* [Work to do]:
Write out every line of the material exactly as it appears.

* [Records for processing]:

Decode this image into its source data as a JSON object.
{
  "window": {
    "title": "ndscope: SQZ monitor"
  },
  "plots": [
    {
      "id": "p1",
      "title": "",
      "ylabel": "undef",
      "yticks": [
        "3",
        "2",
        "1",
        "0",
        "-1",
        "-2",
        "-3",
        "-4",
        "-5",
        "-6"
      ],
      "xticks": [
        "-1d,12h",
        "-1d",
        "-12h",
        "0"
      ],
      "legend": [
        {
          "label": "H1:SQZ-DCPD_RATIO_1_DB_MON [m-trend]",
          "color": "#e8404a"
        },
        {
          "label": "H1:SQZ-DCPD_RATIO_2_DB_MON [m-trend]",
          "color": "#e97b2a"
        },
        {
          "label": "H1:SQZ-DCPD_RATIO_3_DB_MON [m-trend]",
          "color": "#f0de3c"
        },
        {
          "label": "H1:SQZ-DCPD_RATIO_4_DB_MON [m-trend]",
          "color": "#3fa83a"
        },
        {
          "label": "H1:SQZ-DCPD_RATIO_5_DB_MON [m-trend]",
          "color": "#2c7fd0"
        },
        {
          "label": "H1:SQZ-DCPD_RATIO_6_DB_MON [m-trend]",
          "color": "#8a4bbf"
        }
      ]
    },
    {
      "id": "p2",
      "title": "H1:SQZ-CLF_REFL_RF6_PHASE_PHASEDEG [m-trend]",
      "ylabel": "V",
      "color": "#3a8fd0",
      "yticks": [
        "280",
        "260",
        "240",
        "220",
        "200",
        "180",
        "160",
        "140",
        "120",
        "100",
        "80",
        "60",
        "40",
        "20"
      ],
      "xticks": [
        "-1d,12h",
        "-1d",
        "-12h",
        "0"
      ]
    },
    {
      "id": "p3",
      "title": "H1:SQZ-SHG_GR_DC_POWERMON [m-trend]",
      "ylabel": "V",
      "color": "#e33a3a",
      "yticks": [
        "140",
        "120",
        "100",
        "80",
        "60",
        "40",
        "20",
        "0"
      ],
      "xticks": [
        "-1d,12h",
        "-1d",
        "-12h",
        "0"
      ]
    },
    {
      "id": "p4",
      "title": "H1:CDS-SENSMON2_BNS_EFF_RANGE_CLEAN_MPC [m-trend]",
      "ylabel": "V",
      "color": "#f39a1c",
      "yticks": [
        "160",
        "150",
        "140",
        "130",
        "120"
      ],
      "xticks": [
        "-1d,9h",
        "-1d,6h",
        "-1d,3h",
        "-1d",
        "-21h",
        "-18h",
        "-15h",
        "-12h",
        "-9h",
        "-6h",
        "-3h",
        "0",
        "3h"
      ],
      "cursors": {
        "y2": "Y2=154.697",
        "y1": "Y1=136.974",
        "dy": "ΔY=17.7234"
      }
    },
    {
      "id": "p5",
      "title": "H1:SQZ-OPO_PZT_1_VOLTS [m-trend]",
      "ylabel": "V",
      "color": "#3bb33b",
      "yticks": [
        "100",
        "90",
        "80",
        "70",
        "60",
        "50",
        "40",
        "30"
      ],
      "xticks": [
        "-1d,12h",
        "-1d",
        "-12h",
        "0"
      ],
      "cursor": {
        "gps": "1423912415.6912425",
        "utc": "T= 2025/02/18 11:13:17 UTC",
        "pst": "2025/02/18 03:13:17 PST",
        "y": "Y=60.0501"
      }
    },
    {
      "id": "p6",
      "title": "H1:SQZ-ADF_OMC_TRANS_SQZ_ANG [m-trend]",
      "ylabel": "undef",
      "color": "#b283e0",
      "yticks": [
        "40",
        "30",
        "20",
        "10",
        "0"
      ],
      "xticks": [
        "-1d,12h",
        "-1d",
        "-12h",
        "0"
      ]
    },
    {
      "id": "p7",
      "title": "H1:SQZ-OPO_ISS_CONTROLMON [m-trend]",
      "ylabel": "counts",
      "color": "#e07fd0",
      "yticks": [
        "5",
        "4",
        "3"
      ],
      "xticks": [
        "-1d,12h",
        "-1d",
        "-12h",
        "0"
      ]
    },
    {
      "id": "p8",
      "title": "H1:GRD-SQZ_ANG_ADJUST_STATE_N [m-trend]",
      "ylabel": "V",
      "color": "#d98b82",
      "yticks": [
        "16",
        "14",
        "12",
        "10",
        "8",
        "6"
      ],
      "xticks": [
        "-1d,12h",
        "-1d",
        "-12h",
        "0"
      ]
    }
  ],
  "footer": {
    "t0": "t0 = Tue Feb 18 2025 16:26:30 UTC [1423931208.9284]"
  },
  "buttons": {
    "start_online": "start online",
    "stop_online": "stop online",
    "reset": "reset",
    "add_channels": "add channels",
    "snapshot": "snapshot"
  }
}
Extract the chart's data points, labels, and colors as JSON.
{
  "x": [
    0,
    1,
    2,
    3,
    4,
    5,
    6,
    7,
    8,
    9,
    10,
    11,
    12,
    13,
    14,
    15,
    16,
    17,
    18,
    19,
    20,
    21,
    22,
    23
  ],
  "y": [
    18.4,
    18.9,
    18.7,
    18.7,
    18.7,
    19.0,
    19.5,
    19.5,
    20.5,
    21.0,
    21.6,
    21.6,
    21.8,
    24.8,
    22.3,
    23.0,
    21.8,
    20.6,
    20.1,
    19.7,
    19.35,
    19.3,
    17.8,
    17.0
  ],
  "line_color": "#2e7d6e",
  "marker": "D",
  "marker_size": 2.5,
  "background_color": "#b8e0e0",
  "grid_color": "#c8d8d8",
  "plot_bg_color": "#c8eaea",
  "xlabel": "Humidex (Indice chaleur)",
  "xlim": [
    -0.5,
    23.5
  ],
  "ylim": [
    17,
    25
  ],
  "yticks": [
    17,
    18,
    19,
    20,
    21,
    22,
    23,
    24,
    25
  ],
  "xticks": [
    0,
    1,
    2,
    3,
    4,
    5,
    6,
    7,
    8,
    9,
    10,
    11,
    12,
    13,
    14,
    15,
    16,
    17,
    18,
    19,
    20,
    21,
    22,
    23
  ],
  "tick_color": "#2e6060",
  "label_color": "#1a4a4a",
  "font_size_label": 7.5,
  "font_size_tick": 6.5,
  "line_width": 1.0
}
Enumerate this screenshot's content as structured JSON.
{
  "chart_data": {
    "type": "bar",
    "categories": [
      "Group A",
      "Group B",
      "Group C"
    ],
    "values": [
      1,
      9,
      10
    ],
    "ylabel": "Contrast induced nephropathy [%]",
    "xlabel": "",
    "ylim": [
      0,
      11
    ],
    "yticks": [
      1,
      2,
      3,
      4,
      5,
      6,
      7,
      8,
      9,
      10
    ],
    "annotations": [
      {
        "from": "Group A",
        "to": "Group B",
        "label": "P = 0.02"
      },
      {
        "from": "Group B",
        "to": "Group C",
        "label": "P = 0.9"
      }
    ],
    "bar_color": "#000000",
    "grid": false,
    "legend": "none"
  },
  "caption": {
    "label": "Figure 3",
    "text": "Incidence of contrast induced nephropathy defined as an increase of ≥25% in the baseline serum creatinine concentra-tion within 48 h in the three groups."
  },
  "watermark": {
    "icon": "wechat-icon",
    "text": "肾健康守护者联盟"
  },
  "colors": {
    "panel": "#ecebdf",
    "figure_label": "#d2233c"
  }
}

* [Solution to the problem]:
Decode this image into its source data as a JSON object.
{
  "window": {
    "title": "ndscope: SQZ monitor"
  },
  "plots": [
    {
      "id": "p1",
      "title": "",
      "ylabel": "undef",
      "yticks": [
        "3",
        "2",
        "1",
        "0",
        "-1",
        "-2",
        "-3",
        "-4",
        "-5",
        "-6"
      ],
      "xticks": [
        "-1d,12h",
        "-1d",
        "-12h",
        "0"
      ],
      "legend": [
        {
          "label": "H1:SQZ-DCPD_RATIO_1_DB_MON [m-trend]",
          "color": "#e8404a"
        },
        {
          "label": "H1:SQZ-DCPD_RATIO_2_DB_MON [m-trend]",
          "color": "#e97b2a"
        },
        {
          "label": "H1:SQZ-DCPD_RATIO_3_DB_MON [m-trend]",
          "color": "#f0de3c"
        },
        {
          "label": "H1:SQZ-DCPD_RATIO_4_DB_MON [m-trend]",
          "color": "#3fa83a"
        },
        {
          "label": "H1:SQZ-DCPD_RATIO_5_DB_MON [m-trend]",
          "color": "#2c7fd0"
        },
        {
          "label": "H1:SQZ-DCPD_RATIO_6_DB_MON [m-trend]",
          "color": "#8a4bbf"
        }
      ]
    },
    {
      "id": "p2",
      "title": "H1:SQZ-CLF_REFL_RF6_PHASE_PHASEDEG [m-trend]",
      "ylabel": "V",
      "color": "#3a8fd0",
      "yticks": [
        "280",
        "260",
        "240",
        "220",
        "200",
        "180",
        "160",
        "140",
        "120",
        "100",
        "80",
        "60",
        "40",
        "20"
      ],
      "xticks": [
        "-1d,12h",
        "-1d",
        "-12h",
        "0"
      ]
    },
    {
      "id": "p3",
      "title": "H1:SQZ-SHG_GR_DC_POWERMON [m-trend]",
      "ylabel": "V",
      "color": "#e33a3a",
      "yticks": [
        "140",
        "120",
        "100",
        "80",
        "60",
        "40",
        "20",
        "0"
      ],
      "xticks": [
        "-1d,12h",
        "-1d",
        "-12h",
        "0"
      ]
    },
    {
      "id": "p4",
      "title": "H1:CDS-SENSMON2_BNS_EFF_RANGE_CLEAN_MPC [m-trend]",
      "ylabel": "V",
      "color": "#f39a1c",
      "yticks": [
        "160",
        "150",
        "140",
        "130",
        "120"
      ],
      "xticks": [
        "-1d,9h",
        "-1d,6h",
        "-1d,3h",
        "-1d",
        "-21h",
        "-18h",
        "-15h",
        "-12h",
        "-9h",
        "-6h",
        "-3h",
        "0",
        "3h"
      ],
      "cursors": {
        "y2": "Y2=154.697",
        "y1": "Y1=136.974",
        "dy": "ΔY=17.7234"
      }
    },
    {
      "id": "p5",
      "title": "H1:SQZ-OPO_PZT_1_VOLTS [m-trend]",
      "ylabel": "V",
      "color": "#3bb33b",
      "yticks": [
        "100",
        "90",
        "80",
        "70",
        "60",
        "50",
        "40",
        "30"
      ],
      "xticks": [
        "-1d,12h",
        "-1d",
        "-12h",
        "0"
      ],
      "cursor": {
        "gps": "1423912415.6912425",
        "utc": "T= 2025/02/18 11:13:17 UTC",
        "pst": "2025/02/18 03:13:17 PST",
        "y": "Y=60.0501"
      }
    },
    {
      "id": "p6",
      "title": "H1:SQZ-ADF_OMC_TRANS_SQZ_ANG [m-trend]",
      "ylabel": "undef",
      "color": "#b283e0",
      "yticks": [
        "40",
        "30",
        "20",
        "10",
        "0"
      ],
      "xticks": [
        "-1d,12h",
        "-1d",
        "-12h",
        "0"
      ]
    },
    {
      "id": "p7",
      "title": "H1:SQZ-OPO_ISS_CONTROLMON [m-trend]",
      "ylabel": "counts",
      "color": "#e07fd0",
      "yticks": [
        "5",
        "4",
        "3"
      ],
      "xticks": [
        "-1d,12h",
        "-1d",
        "-12h",
        "0"
      ]
    },
    {
      "id": "p8",
      "title": "H1:GRD-SQZ_ANG_ADJUST_STATE_N [m-trend]",
      "ylabel": "V",
      "color": "#d98b82",
      "yticks": [
        "16",
        "14",
        "12",
        "10",
        "8",
        "6"
      ],
      "xticks": [
        "-1d,12h",
        "-1d",
        "-12h",
        "0"
      ]
    }
  ],
  "footer": {
    "t0": "t0 = Tue Feb 18 2025 16:26:30 UTC [1423931208.9284]"
  },
  "buttons": {
    "start_online": "start online",
    "stop_online": "stop online",
    "reset": "reset",
    "add_channels": "add channels",
    "snapshot": "snapshot"
  }
}
Extract the chart's data points, labels, and colors as JSON.
{
  "x": [
    0,
    1,
    2,
    3,
    4,
    5,
    6,
    7,
    8,
    9,
    10,
    11,
    12,
    13,
    14,
    15,
    16,
    17,
    18,
    19,
    20,
    21,
    22,
    23
  ],
  "y": [
    18.4,
    18.9,
    18.7,
    18.7,
    18.7,
    19.0,
    19.5,
    19.5,
    20.5,
    21.0,
    21.6,
    21.6,
    21.8,
    24.8,
    22.3,
    23.0,
    21.8,
    20.6,
    20.1,
    19.7,
    19.35,
    19.3,
    17.8,
    17.0
  ],
  "line_color": "#2e7d6e",
  "marker": "D",
  "marker_size": 2.5,
  "background_color": "#b8e0e0",
  "grid_color": "#c8d8d8",
  "plot_bg_color": "#c8eaea",
  "xlabel": "Humidex (Indice chaleur)",
  "xlim": [
    -0.5,
    23.5
  ],
  "ylim": [
    17,
    25
  ],
  "yticks": [
    17,
    18,
    19,
    20,
    21,
    22,
    23,
    24,
    25
  ],
  "xticks": [
    0,
    1,
    2,
    3,
    4,
    5,
    6,
    7,
    8,
    9,
    10,
    11,
    12,
    13,
    14,
    15,
    16,
    17,
    18,
    19,
    20,
    21,
    22,
    23
  ],
  "tick_color": "#2e6060",
  "label_color": "#1a4a4a",
  "font_size_label": 7.5,
  "font_size_tick": 6.5,
  "line_width": 1.0
}
Enumerate this screenshot's content as structured JSON.
{
  "chart_data": {
    "type": "bar",
    "categories": [
      "Group A",
      "Group B",
      "Group C"
    ],
    "values": [
      1,
      9,
      10
    ],
    "ylabel": "Contrast induced nephropathy [%]",
    "xlabel": "",
    "ylim": [
      0,
      11
    ],
    "yticks": [
      1,
      2,
      3,
      4,
      5,
      6,
      7,
      8,
      9,
      10
    ],
    "annotations": [
      {
        "from": "Group A",
        "to": "Group B",
        "label": "P = 0.02"
      },
      {
        "from": "Group B",
        "to": "Group C",
        "label": "P = 0.9"
      }
    ],
    "bar_color": "#000000",
    "grid": false,
    "legend": "none"
  },
  "caption": {
    "label": "Figure 3",
    "text": "Incidence of contrast induced nephropathy defined as an increase of ≥25% in the baseline serum creatinine concentra-tion within 48 h in the three groups."
  },
  "watermark": {
    "icon": "wechat-icon",
    "text": "肾健康守护者联盟"
  },
  "colors": {
    "panel": "#ecebdf",
    "figure_label": "#d2233c"
  }
}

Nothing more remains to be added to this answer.